**WHAT IS NEEDED**
Every entry must be output exactly as it is written.

**RECORDS PROVIDED**
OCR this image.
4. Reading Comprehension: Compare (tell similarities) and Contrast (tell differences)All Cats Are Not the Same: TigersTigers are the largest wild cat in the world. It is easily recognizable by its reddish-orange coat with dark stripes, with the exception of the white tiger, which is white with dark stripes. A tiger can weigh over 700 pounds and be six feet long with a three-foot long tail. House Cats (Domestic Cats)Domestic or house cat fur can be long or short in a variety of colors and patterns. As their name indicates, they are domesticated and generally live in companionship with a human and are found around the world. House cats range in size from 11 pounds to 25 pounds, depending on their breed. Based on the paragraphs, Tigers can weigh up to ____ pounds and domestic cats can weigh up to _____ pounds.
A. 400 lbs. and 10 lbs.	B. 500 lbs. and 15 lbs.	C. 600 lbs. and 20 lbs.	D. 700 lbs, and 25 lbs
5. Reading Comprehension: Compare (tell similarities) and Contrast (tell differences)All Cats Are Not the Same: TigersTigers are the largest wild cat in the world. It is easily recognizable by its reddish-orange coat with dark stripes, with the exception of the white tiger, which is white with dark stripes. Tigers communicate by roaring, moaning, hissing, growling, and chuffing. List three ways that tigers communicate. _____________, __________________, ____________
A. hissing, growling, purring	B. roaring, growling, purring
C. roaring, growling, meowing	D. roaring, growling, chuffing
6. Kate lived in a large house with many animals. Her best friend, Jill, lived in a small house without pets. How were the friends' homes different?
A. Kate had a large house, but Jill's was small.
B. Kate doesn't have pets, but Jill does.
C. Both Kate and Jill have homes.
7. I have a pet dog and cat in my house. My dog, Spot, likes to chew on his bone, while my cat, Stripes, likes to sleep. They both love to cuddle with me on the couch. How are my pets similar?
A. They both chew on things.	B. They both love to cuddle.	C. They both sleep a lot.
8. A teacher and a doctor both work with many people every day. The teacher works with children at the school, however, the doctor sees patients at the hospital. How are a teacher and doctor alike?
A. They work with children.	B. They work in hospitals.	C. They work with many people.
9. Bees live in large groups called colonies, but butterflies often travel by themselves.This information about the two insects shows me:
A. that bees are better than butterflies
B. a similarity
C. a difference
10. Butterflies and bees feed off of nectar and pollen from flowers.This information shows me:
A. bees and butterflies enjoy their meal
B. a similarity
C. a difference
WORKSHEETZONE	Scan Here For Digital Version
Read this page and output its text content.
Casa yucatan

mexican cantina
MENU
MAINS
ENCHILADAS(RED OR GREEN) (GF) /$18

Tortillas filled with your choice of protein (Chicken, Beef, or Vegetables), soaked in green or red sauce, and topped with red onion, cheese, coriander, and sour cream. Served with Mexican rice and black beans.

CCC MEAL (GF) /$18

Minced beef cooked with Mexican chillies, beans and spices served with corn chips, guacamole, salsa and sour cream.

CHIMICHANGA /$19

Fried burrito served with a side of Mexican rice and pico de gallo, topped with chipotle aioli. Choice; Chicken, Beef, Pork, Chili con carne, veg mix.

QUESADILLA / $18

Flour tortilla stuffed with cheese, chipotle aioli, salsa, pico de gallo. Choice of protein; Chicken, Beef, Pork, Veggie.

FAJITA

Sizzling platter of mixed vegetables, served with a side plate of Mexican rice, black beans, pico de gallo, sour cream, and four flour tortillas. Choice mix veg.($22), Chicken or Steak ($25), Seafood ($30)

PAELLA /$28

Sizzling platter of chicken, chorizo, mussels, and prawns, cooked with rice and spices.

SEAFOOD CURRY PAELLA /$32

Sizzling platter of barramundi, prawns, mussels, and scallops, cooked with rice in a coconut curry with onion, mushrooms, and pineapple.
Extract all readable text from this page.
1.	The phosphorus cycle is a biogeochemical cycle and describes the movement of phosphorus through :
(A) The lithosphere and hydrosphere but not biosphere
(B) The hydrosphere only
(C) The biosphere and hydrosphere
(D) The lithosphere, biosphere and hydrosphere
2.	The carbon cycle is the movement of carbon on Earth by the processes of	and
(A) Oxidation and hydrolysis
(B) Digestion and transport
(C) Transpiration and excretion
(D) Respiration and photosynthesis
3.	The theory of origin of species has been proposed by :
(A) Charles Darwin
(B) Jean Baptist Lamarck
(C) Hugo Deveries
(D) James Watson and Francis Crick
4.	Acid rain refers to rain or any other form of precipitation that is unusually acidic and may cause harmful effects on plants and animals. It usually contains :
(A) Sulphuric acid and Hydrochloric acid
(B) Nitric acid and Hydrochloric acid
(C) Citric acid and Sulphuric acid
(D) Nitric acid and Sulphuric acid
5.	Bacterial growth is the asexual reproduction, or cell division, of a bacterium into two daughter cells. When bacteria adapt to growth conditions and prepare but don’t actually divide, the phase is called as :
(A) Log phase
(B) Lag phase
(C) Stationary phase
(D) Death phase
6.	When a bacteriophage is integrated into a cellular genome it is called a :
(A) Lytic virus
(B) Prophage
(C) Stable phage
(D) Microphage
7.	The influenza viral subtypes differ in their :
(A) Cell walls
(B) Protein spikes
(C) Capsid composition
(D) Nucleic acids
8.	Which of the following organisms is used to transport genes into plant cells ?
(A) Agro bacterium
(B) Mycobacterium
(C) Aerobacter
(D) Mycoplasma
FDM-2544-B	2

**EXPECTED ANSWER**
OCR this image.
4. Reading Comprehension: Compare (tell similarities) and Contrast (tell differences)All Cats Are Not the Same: TigersTigers are the largest wild cat in the world. It is easily recognizable by its reddish-orange coat with dark stripes, with the exception of the white tiger, which is white with dark stripes. A tiger can weigh over 700 pounds and be six feet long with a three-foot long tail. House Cats (Domestic Cats)Domestic or house cat fur can be long or short in a variety of colors and patterns. As their name indicates, they are domesticated and generally live in companionship with a human and are found around the world. House cats range in size from 11 pounds to 25 pounds, depending on their breed. Based on the paragraphs, Tigers can weigh up to ____ pounds and domestic cats can weigh up to _____ pounds.
A. 400 lbs. and 10 lbs.	B. 500 lbs. and 15 lbs.	C. 600 lbs. and 20 lbs.	D. 700 lbs, and 25 lbs
5. Reading Comprehension: Compare (tell similarities) and Contrast (tell differences)All Cats Are Not the Same: TigersTigers are the largest wild cat in the world. It is easily recognizable by its reddish-orange coat with dark stripes, with the exception of the white tiger, which is white with dark stripes. Tigers communicate by roaring, moaning, hissing, growling, and chuffing. List three ways that tigers communicate. _____________, __________________, ____________
A. hissing, growling, purring	B. roaring, growling, purring
C. roaring, growling, meowing	D. roaring, growling, chuffing
6. Kate lived in a large house with many animals. Her best friend, Jill, lived in a small house without pets. How were the friends' homes different?
A. Kate had a large house, but Jill's was small.
B. Kate doesn't have pets, but Jill does.
C. Both Kate and Jill have homes.
7. I have a pet dog and cat in my house. My dog, Spot, likes to chew on his bone, while my cat, Stripes, likes to sleep. They both love to cuddle with me on the couch. How are my pets similar?
A. They both chew on things.	B. They both love to cuddle.	C. They both sleep a lot.
8. A teacher and a doctor both work with many people every day. The teacher works with children at the school, however, the doctor sees patients at the hospital. How are a teacher and doctor alike?
A. They work with children.	B. They work in hospitals.	C. They work with many people.
9. Bees live in large groups called colonies, but butterflies often travel by themselves.This information about the two insects shows me:
A. that bees are better than butterflies
B. a similarity
C. a difference
10. Butterflies and bees feed off of nectar and pollen from flowers.This information shows me:
A. bees and butterflies enjoy their meal
B. a similarity
C. a difference
WORKSHEETZONE	Scan Here For Digital Version
Read this page and output its text content.
Casa yucatan

mexican cantina
MENU
MAINS
ENCHILADAS(RED OR GREEN) (GF) /$18

Tortillas filled with your choice of protein (Chicken, Beef, or Vegetables), soaked in green or red sauce, and topped with red onion, cheese, coriander, and sour cream. Served with Mexican rice and black beans.

CCC MEAL (GF) /$18

Minced beef cooked with Mexican chillies, beans and spices served with corn chips, guacamole, salsa and sour cream.

CHIMICHANGA /$19

Fried burrito served with a side of Mexican rice and pico de gallo, topped with chipotle aioli. Choice; Chicken, Beef, Pork, Chili con carne, veg mix.

QUESADILLA / $18

Flour tortilla stuffed with cheese, chipotle aioli, salsa, pico de gallo. Choice of protein; Chicken, Beef, Pork, Veggie.

FAJITA

Sizzling platter of mixed vegetables, served with a side plate of Mexican rice, black beans, pico de gallo, sour cream, and four flour tortillas. Choice mix veg.($22), Chicken or Steak ($25), Seafood ($30)

PAELLA /$28

Sizzling platter of chicken, chorizo, mussels, and prawns, cooked with rice and spices.

SEAFOOD CURRY PAELLA /$32

Sizzling platter of barramundi, prawns, mussels, and scallops, cooked with rice in a coconut curry with onion, mushrooms, and pineapple.
Extract all readable text from this page.
1.	The phosphorus cycle is a biogeochemical cycle and describes the movement of phosphorus through :
(A) The lithosphere and hydrosphere but not biosphere
(B) The hydrosphere only
(C) The biosphere and hydrosphere
(D) The lithosphere, biosphere and hydrosphere
2.	The carbon cycle is the movement of carbon on Earth by the processes of	and
(A) Oxidation and hydrolysis
(B) Digestion and transport
(C) Transpiration and excretion
(D) Respiration and photosynthesis
3.	The theory of origin of species has been proposed by :
(A) Charles Darwin
(B) Jean Baptist Lamarck
(C) Hugo Deveries
(D) James Watson and Francis Crick
4.	Acid rain refers to rain or any other form of precipitation that is unusually acidic and may cause harmful effects on plants and animals. It usually contains :
(A) Sulphuric acid and Hydrochloric acid
(B) Nitric acid and Hydrochloric acid
(C) Citric acid and Sulphuric acid
(D) Nitric acid and Sulphuric acid
5.	Bacterial growth is the asexual reproduction, or cell division, of a bacterium into two daughter cells. When bacteria adapt to growth conditions and prepare but don’t actually divide, the phase is called as :
(A) Log phase
(B) Lag phase
(C) Stationary phase
(D) Death phase
6.	When a bacteriophage is integrated into a cellular genome it is called a :
(A) Lytic virus
(B) Prophage
(C) Stable phage
(D) Microphage
7.	The influenza viral subtypes differ in their :
(A) Cell walls
(B) Protein spikes
(C) Capsid composition
(D) Nucleic acids
8.	Which of the following organisms is used to transport genes into plant cells ?
(A) Agro bacterium
(B) Mycobacterium
(C) Aerobacter
(D) Mycoplasma
FDM-2544-B	2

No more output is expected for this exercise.